* **Dataset listings of figures**
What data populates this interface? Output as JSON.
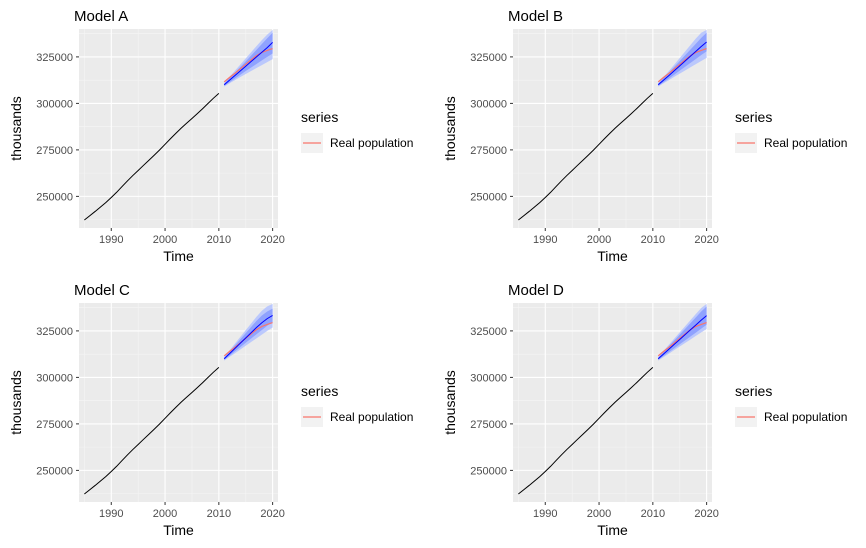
{
  "chart_data": [
    {
      "type": "line",
      "title": "Model A",
      "xlabel": "Time",
      "ylabel": "thousands",
      "xlim": [
        1984,
        2021
      ],
      "ylim": [
        233000,
        340000
      ],
      "x_ticks": [
        1990,
        2000,
        2010,
        2020
      ],
      "y_ticks": [
        250000,
        275000,
        300000,
        325000
      ],
      "x_tick_labels": [
        "1990",
        "2000",
        "2010",
        "2020"
      ],
      "y_tick_labels": [
        "250000",
        "275000",
        "300000",
        "325000"
      ],
      "grid": true,
      "legend": {
        "title": "series",
        "placement": "right",
        "entries": [
          "Real population"
        ]
      },
      "series": [
        {
          "name": "",
          "color": "#000000",
          "x": [
            1985,
            1986,
            1987,
            1988,
            1989,
            1990,
            1991,
            1992,
            1993,
            1994,
            1995,
            1996,
            1997,
            1998,
            1999,
            2000,
            2001,
            2002,
            2003,
            2004,
            2005,
            2006,
            2007,
            2008,
            2009,
            2010
          ],
          "values": [
            237300,
            239600,
            241900,
            244300,
            246700,
            249400,
            252200,
            255300,
            258300,
            261200,
            263900,
            266700,
            269400,
            272200,
            275000,
            278000,
            281000,
            283900,
            286700,
            289300,
            291900,
            294500,
            297200,
            300000,
            302800,
            305400
          ]
        },
        {
          "name": "Real population",
          "color": "#f8766d",
          "x": [
            2011,
            2012,
            2013,
            2014,
            2015,
            2016,
            2017,
            2018,
            2019,
            2020
          ],
          "values": [
            311600,
            314000,
            316200,
            318600,
            321000,
            323400,
            325700,
            327400,
            328500,
            329500
          ]
        },
        {
          "name": "",
          "color": "#0000ff",
          "x": [
            2011,
            2012,
            2013,
            2014,
            2015,
            2016,
            2017,
            2018,
            2019,
            2020
          ],
          "values": [
            310000,
            312500,
            315000,
            317500,
            320000,
            322500,
            325000,
            327500,
            330000,
            332800
          ]
        }
      ],
      "bands": [
        {
          "level": 95,
          "color": "#b3c2ff",
          "x": [
            2011,
            2012,
            2013,
            2014,
            2015,
            2016,
            2017,
            2018,
            2019,
            2020
          ],
          "lower": [
            309000,
            310800,
            312500,
            314200,
            315800,
            317400,
            319000,
            320600,
            322200,
            323800
          ],
          "upper": [
            311000,
            314300,
            317600,
            320900,
            324200,
            327500,
            330800,
            334000,
            337000,
            339500
          ]
        },
        {
          "level": 80,
          "color": "#8096ff",
          "x": [
            2011,
            2012,
            2013,
            2014,
            2015,
            2016,
            2017,
            2018,
            2019,
            2020
          ],
          "lower": [
            309400,
            311400,
            313400,
            315400,
            317400,
            319300,
            321200,
            323100,
            325000,
            326800
          ],
          "upper": [
            310600,
            313600,
            316600,
            319600,
            322600,
            325700,
            328800,
            331900,
            335000,
            338000
          ]
        }
      ]
    },
    {
      "type": "line",
      "title": "Model B",
      "xlabel": "Time",
      "ylabel": "thousands",
      "xlim": [
        1984,
        2021
      ],
      "ylim": [
        233000,
        340000
      ],
      "x_ticks": [
        1990,
        2000,
        2010,
        2020
      ],
      "y_ticks": [
        250000,
        275000,
        300000,
        325000
      ],
      "x_tick_labels": [
        "1990",
        "2000",
        "2010",
        "2020"
      ],
      "y_tick_labels": [
        "250000",
        "275000",
        "300000",
        "325000"
      ],
      "grid": true,
      "legend": {
        "title": "series",
        "placement": "right",
        "entries": [
          "Real population"
        ]
      },
      "series": [
        {
          "name": "",
          "color": "#000000",
          "x": [
            1985,
            1986,
            1987,
            1988,
            1989,
            1990,
            1991,
            1992,
            1993,
            1994,
            1995,
            1996,
            1997,
            1998,
            1999,
            2000,
            2001,
            2002,
            2003,
            2004,
            2005,
            2006,
            2007,
            2008,
            2009,
            2010
          ],
          "values": [
            237300,
            239600,
            241900,
            244300,
            246700,
            249400,
            252200,
            255300,
            258300,
            261200,
            263900,
            266700,
            269400,
            272200,
            275000,
            278000,
            281000,
            283900,
            286700,
            289300,
            291900,
            294500,
            297200,
            300000,
            302800,
            305400
          ]
        },
        {
          "name": "Real population",
          "color": "#f8766d",
          "x": [
            2011,
            2012,
            2013,
            2014,
            2015,
            2016,
            2017,
            2018,
            2019,
            2020
          ],
          "values": [
            311600,
            314000,
            316200,
            318600,
            321000,
            323400,
            325700,
            327400,
            328500,
            329500
          ]
        },
        {
          "name": "",
          "color": "#0000ff",
          "x": [
            2011,
            2012,
            2013,
            2014,
            2015,
            2016,
            2017,
            2018,
            2019,
            2020
          ],
          "values": [
            310000,
            312500,
            315000,
            317600,
            320200,
            322800,
            325400,
            328000,
            330600,
            333000
          ]
        }
      ],
      "bands": [
        {
          "level": 95,
          "color": "#b3c2ff",
          "x": [
            2011,
            2012,
            2013,
            2014,
            2015,
            2016,
            2017,
            2018,
            2019,
            2020
          ],
          "lower": [
            309000,
            310800,
            312500,
            314300,
            316000,
            317700,
            319400,
            321100,
            322800,
            324500
          ],
          "upper": [
            311000,
            314200,
            317500,
            320900,
            324400,
            327900,
            331400,
            334900,
            338000,
            339500
          ]
        },
        {
          "level": 80,
          "color": "#8096ff",
          "x": [
            2011,
            2012,
            2013,
            2014,
            2015,
            2016,
            2017,
            2018,
            2019,
            2020
          ],
          "lower": [
            309400,
            311400,
            313400,
            315500,
            317600,
            319700,
            321800,
            323900,
            326000,
            328000
          ],
          "upper": [
            310600,
            313600,
            316600,
            319700,
            322800,
            325900,
            329000,
            332100,
            335200,
            338000
          ]
        }
      ]
    },
    {
      "type": "line",
      "title": "Model C",
      "xlabel": "Time",
      "ylabel": "thousands",
      "xlim": [
        1984,
        2021
      ],
      "ylim": [
        233000,
        340000
      ],
      "x_ticks": [
        1990,
        2000,
        2010,
        2020
      ],
      "y_ticks": [
        250000,
        275000,
        300000,
        325000
      ],
      "x_tick_labels": [
        "1990",
        "2000",
        "2010",
        "2020"
      ],
      "y_tick_labels": [
        "250000",
        "275000",
        "300000",
        "325000"
      ],
      "grid": true,
      "legend": {
        "title": "series",
        "placement": "right",
        "entries": [
          "Real population"
        ]
      },
      "series": [
        {
          "name": "",
          "color": "#000000",
          "x": [
            1985,
            1986,
            1987,
            1988,
            1989,
            1990,
            1991,
            1992,
            1993,
            1994,
            1995,
            1996,
            1997,
            1998,
            1999,
            2000,
            2001,
            2002,
            2003,
            2004,
            2005,
            2006,
            2007,
            2008,
            2009,
            2010
          ],
          "values": [
            237300,
            239600,
            241900,
            244300,
            246700,
            249400,
            252200,
            255300,
            258300,
            261200,
            263900,
            266700,
            269400,
            272200,
            275000,
            278000,
            281000,
            283900,
            286700,
            289300,
            291900,
            294500,
            297200,
            300000,
            302800,
            305400
          ]
        },
        {
          "name": "Real population",
          "color": "#f8766d",
          "x": [
            2011,
            2012,
            2013,
            2014,
            2015,
            2016,
            2017,
            2018,
            2019,
            2020
          ],
          "values": [
            311600,
            314000,
            316200,
            318600,
            321000,
            323400,
            325700,
            327400,
            328500,
            329500
          ]
        },
        {
          "name": "",
          "color": "#0000ff",
          "x": [
            2011,
            2012,
            2013,
            2014,
            2015,
            2016,
            2017,
            2018,
            2019,
            2020
          ],
          "values": [
            310000,
            312800,
            315600,
            318400,
            321200,
            324000,
            326800,
            329400,
            331600,
            333300
          ]
        }
      ],
      "bands": [
        {
          "level": 95,
          "color": "#b3c2ff",
          "x": [
            2011,
            2012,
            2013,
            2014,
            2015,
            2016,
            2017,
            2018,
            2019,
            2020
          ],
          "lower": [
            309000,
            311000,
            313000,
            315000,
            317000,
            319000,
            321000,
            323000,
            325000,
            326800
          ],
          "upper": [
            311000,
            314600,
            318200,
            321800,
            325400,
            329000,
            332600,
            335800,
            338200,
            339500
          ]
        },
        {
          "level": 80,
          "color": "#8096ff",
          "x": [
            2011,
            2012,
            2013,
            2014,
            2015,
            2016,
            2017,
            2018,
            2019,
            2020
          ],
          "lower": [
            309400,
            311700,
            314000,
            316300,
            318600,
            320900,
            323200,
            325500,
            327800,
            329800
          ]
        },
        {
          "level": 80,
          "upper": [
            310600,
            313900,
            317200,
            320500,
            323800,
            327100,
            330400,
            333300,
            335400,
            337000
          ]
        }
      ]
    },
    {
      "type": "line",
      "title": "Model D",
      "xlabel": "Time",
      "ylabel": "thousands",
      "xlim": [
        1984,
        2021
      ],
      "ylim": [
        233000,
        340000
      ],
      "x_ticks": [
        1990,
        2000,
        2010,
        2020
      ],
      "y_ticks": [
        250000,
        275000,
        300000,
        325000
      ],
      "x_tick_labels": [
        "1990",
        "2000",
        "2010",
        "2020"
      ],
      "y_tick_labels": [
        "250000",
        "275000",
        "300000",
        "325000"
      ],
      "grid": true,
      "legend": {
        "title": "series",
        "placement": "right",
        "entries": [
          "Real population"
        ]
      },
      "series": [
        {
          "name": "",
          "color": "#000000",
          "x": [
            1985,
            1986,
            1987,
            1988,
            1989,
            1990,
            1991,
            1992,
            1993,
            1994,
            1995,
            1996,
            1997,
            1998,
            1999,
            2000,
            2001,
            2002,
            2003,
            2004,
            2005,
            2006,
            2007,
            2008,
            2009,
            2010
          ],
          "values": [
            237300,
            239600,
            241900,
            244300,
            246700,
            249400,
            252200,
            255300,
            258300,
            261200,
            263900,
            266700,
            269400,
            272200,
            275000,
            278000,
            281000,
            283900,
            286700,
            289300,
            291900,
            294500,
            297200,
            300000,
            302800,
            305400
          ]
        },
        {
          "name": "Real population",
          "color": "#f8766d",
          "x": [
            2011,
            2012,
            2013,
            2014,
            2015,
            2016,
            2017,
            2018,
            2019,
            2020
          ],
          "values": [
            311600,
            314000,
            316200,
            318600,
            321000,
            323400,
            325700,
            327400,
            328500,
            329500
          ]
        },
        {
          "name": "",
          "color": "#0000ff",
          "x": [
            2011,
            2012,
            2013,
            2014,
            2015,
            2016,
            2017,
            2018,
            2019,
            2020
          ],
          "values": [
            310000,
            312600,
            315200,
            317800,
            320400,
            323000,
            325600,
            328200,
            330800,
            333200
          ]
        }
      ],
      "bands": [
        {
          "level": 95,
          "color": "#b3c2ff",
          "x": [
            2011,
            2012,
            2013,
            2014,
            2015,
            2016,
            2017,
            2018,
            2019,
            2020
          ],
          "lower": [
            309000,
            310900,
            312800,
            314700,
            316600,
            318500,
            320400,
            322300,
            324200,
            326000
          ],
          "upper": [
            311000,
            314300,
            317600,
            320900,
            324200,
            327500,
            330800,
            334100,
            337300,
            339500
          ]
        },
        {
          "level": 80,
          "color": "#8096ff",
          "x": [
            2011,
            2012,
            2013,
            2014,
            2015,
            2016,
            2017,
            2018,
            2019,
            2020
          ],
          "lower": [
            309400,
            311500,
            313600,
            315700,
            317800,
            319900,
            322000,
            324100,
            326200,
            328300
          ],
          "upper": [
            310600,
            313700,
            316800,
            319900,
            323000,
            326100,
            329200,
            332300,
            335400,
            338100
          ]
        }
      ]
    }
  ]
}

* **DESCRIPTION OF THE TASK**
Out of the records, collect only those lines that contain the string "Model".

* **FINISHED TASK**
      "title": "Model A",
      "title": "Model B",
      "title": "Model C",
      "title": "Model D",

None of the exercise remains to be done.